* **What you will do**
Repeat all of the material below word for word, but leave the pictures out of your answer.

** START **

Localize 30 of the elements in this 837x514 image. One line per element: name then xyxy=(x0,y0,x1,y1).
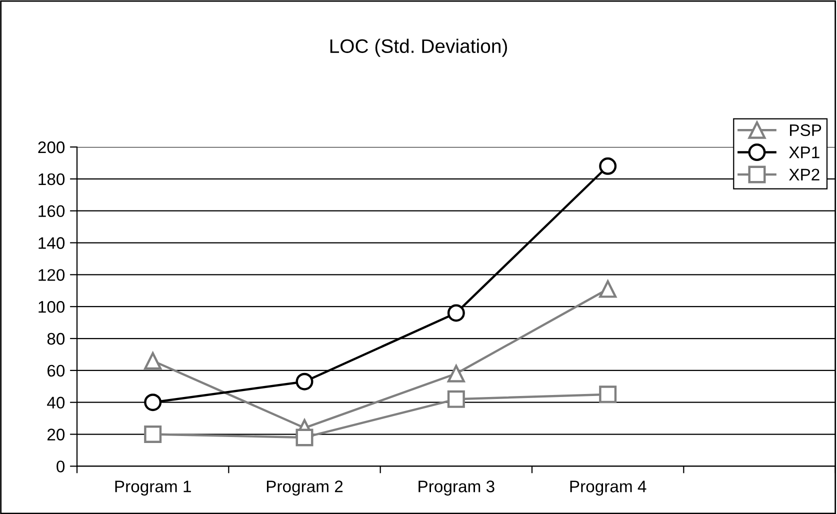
legend-label: PSP xyxy=(790,124,822,136)
x-tick-label: Program 1 xyxy=(115,480,191,496)
y-tick-label: 120 xyxy=(38,269,65,281)
y-tick-label: 80 xyxy=(47,332,65,345)
y-tick-label: 160 xyxy=(38,205,65,218)
chart-title: LOC (Std. Deviation) xyxy=(330,38,507,57)
y-tick-label: 60 xyxy=(48,364,65,377)
point xyxy=(599,157,617,175)
point xyxy=(599,386,617,404)
legend-label: XP2 xyxy=(789,168,820,180)
legend-label: XP1 xyxy=(789,146,820,158)
point xyxy=(144,352,162,370)
point xyxy=(447,364,465,382)
point xyxy=(144,426,162,444)
y-tick-label: 100 xyxy=(38,301,65,313)
point xyxy=(447,304,465,322)
y-tick-label: 40 xyxy=(47,396,65,409)
y-tick-label: 0 xyxy=(56,460,65,472)
point xyxy=(144,394,162,412)
x-tick-label: Program 3 xyxy=(418,480,494,496)
point xyxy=(296,372,314,390)
point xyxy=(447,390,465,408)
point xyxy=(296,428,314,446)
x-tick-label: Program 2 xyxy=(266,480,343,496)
point xyxy=(599,280,617,298)
x-tick-label: Program 4 xyxy=(570,480,646,496)
y-tick-label: 20 xyxy=(48,428,65,440)
y-tick-label: 180 xyxy=(38,173,65,186)
y-tick-label: 140 xyxy=(38,237,65,249)
y-tick-label: 200 xyxy=(38,141,65,154)
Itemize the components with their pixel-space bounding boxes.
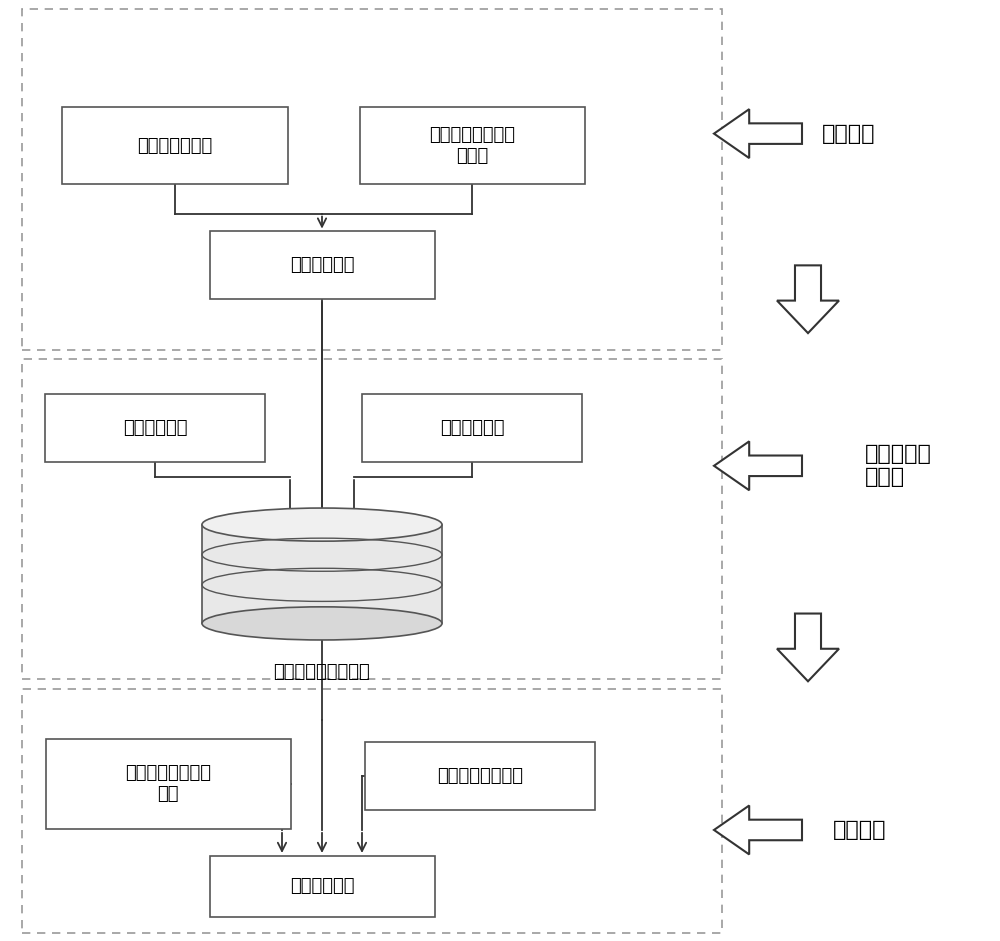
Text: 历史行程数据: 历史行程数据 <box>440 419 504 438</box>
FancyBboxPatch shape <box>210 856 434 917</box>
Text: 诱导路径生成: 诱导路径生成 <box>290 877 354 896</box>
Text: 路网抽象优化: 路网抽象优化 <box>290 256 354 275</box>
FancyBboxPatch shape <box>46 740 290 828</box>
Polygon shape <box>714 805 802 854</box>
Text: 动态行程时间预测表: 动态行程时间预测表 <box>274 662 370 681</box>
Polygon shape <box>714 441 802 490</box>
Ellipse shape <box>202 607 442 640</box>
FancyBboxPatch shape <box>202 525 442 623</box>
Text: 动态行程时
间预测: 动态行程时 间预测 <box>865 444 932 487</box>
Text: 最短路径搜索算法: 最短路径搜索算法 <box>437 767 523 786</box>
FancyBboxPatch shape <box>362 394 582 462</box>
FancyBboxPatch shape <box>365 742 595 810</box>
Ellipse shape <box>202 508 442 541</box>
Text: 交通诱导: 交通诱导 <box>833 820 887 840</box>
FancyBboxPatch shape <box>210 231 434 299</box>
Polygon shape <box>777 614 839 681</box>
FancyBboxPatch shape <box>62 107 288 184</box>
Text: 交叉口转向限制: 交叉口转向限制 <box>137 136 213 155</box>
Polygon shape <box>777 265 839 333</box>
FancyBboxPatch shape <box>360 107 584 184</box>
Text: 路网抄象: 路网抄象 <box>822 123 876 144</box>
FancyBboxPatch shape <box>45 394 265 462</box>
Polygon shape <box>714 109 802 158</box>
Text: 路段流量方向分布
不均性: 路段流量方向分布 不均性 <box>429 126 515 166</box>
Text: 路段交通阻抗计算
模型: 路段交通阻抗计算 模型 <box>125 764 211 804</box>
Text: 实时交通信息: 实时交通信息 <box>123 419 187 438</box>
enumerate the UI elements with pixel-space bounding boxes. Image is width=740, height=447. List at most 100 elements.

** END **

* **Exercise solution**
Localize 30 of the elements in this 837x514 image. One line per element: name then xyxy=(x0,y0,x1,y1).
legend-label: PSP xyxy=(790,124,822,136)
x-tick-label: Program 1 xyxy=(115,480,191,496)
y-tick-label: 120 xyxy=(38,269,65,281)
y-tick-label: 80 xyxy=(47,332,65,345)
y-tick-label: 160 xyxy=(38,205,65,218)
chart-title: LOC (Std. Deviation) xyxy=(330,38,507,57)
y-tick-label: 60 xyxy=(48,364,65,377)
point xyxy=(599,157,617,175)
point xyxy=(599,386,617,404)
legend-label: XP2 xyxy=(789,168,820,180)
legend-label: XP1 xyxy=(789,146,820,158)
point xyxy=(144,352,162,370)
point xyxy=(447,364,465,382)
point xyxy=(144,426,162,444)
y-tick-label: 100 xyxy=(38,301,65,313)
point xyxy=(447,304,465,322)
y-tick-label: 40 xyxy=(47,396,65,409)
y-tick-label: 0 xyxy=(56,460,65,472)
point xyxy=(144,394,162,412)
x-tick-label: Program 3 xyxy=(418,480,494,496)
point xyxy=(296,372,314,390)
point xyxy=(447,390,465,408)
point xyxy=(296,428,314,446)
x-tick-label: Program 2 xyxy=(266,480,343,496)
point xyxy=(599,280,617,298)
x-tick-label: Program 4 xyxy=(570,480,646,496)
y-tick-label: 20 xyxy=(48,428,65,440)
y-tick-label: 180 xyxy=(38,173,65,186)
y-tick-label: 140 xyxy=(38,237,65,249)
y-tick-label: 200 xyxy=(38,141,65,154)
Itemize the components with their pixel-space bounding boxes.
Text: 历史行程数据: 历史行程数据 <box>440 419 504 438</box>
FancyBboxPatch shape <box>210 856 434 917</box>
Text: 诱导路径生成: 诱导路径生成 <box>290 877 354 896</box>
Text: 路网抽象优化: 路网抽象优化 <box>290 256 354 275</box>
FancyBboxPatch shape <box>46 740 290 828</box>
Polygon shape <box>714 805 802 854</box>
Text: 动态行程时间预测表: 动态行程时间预测表 <box>274 662 370 681</box>
Polygon shape <box>714 441 802 490</box>
Ellipse shape <box>202 607 442 640</box>
FancyBboxPatch shape <box>202 525 442 623</box>
Text: 动态行程时
间预测: 动态行程时 间预测 <box>865 444 932 487</box>
Text: 最短路径搜索算法: 最短路径搜索算法 <box>437 767 523 786</box>
FancyBboxPatch shape <box>362 394 582 462</box>
FancyBboxPatch shape <box>365 742 595 810</box>
Ellipse shape <box>202 508 442 541</box>
Text: 交通诱导: 交通诱导 <box>833 820 887 840</box>
FancyBboxPatch shape <box>210 231 434 299</box>
Polygon shape <box>777 614 839 681</box>
FancyBboxPatch shape <box>62 107 288 184</box>
Text: 交叉口转向限制: 交叉口转向限制 <box>137 136 213 155</box>
Polygon shape <box>777 265 839 333</box>
FancyBboxPatch shape <box>360 107 584 184</box>
Text: 路网抄象: 路网抄象 <box>822 123 876 144</box>
FancyBboxPatch shape <box>45 394 265 462</box>
Polygon shape <box>714 109 802 158</box>
Text: 路段流量方向分布
不均性: 路段流量方向分布 不均性 <box>429 126 515 166</box>
Text: 路段交通阻抗计算
模型: 路段交通阻抗计算 模型 <box>125 764 211 804</box>
Text: 实时交通信息: 实时交通信息 <box>123 419 187 438</box>
enumerate the UI elements with pixel-space bounding boxes. Image is width=740, height=447. List at most 100 elements.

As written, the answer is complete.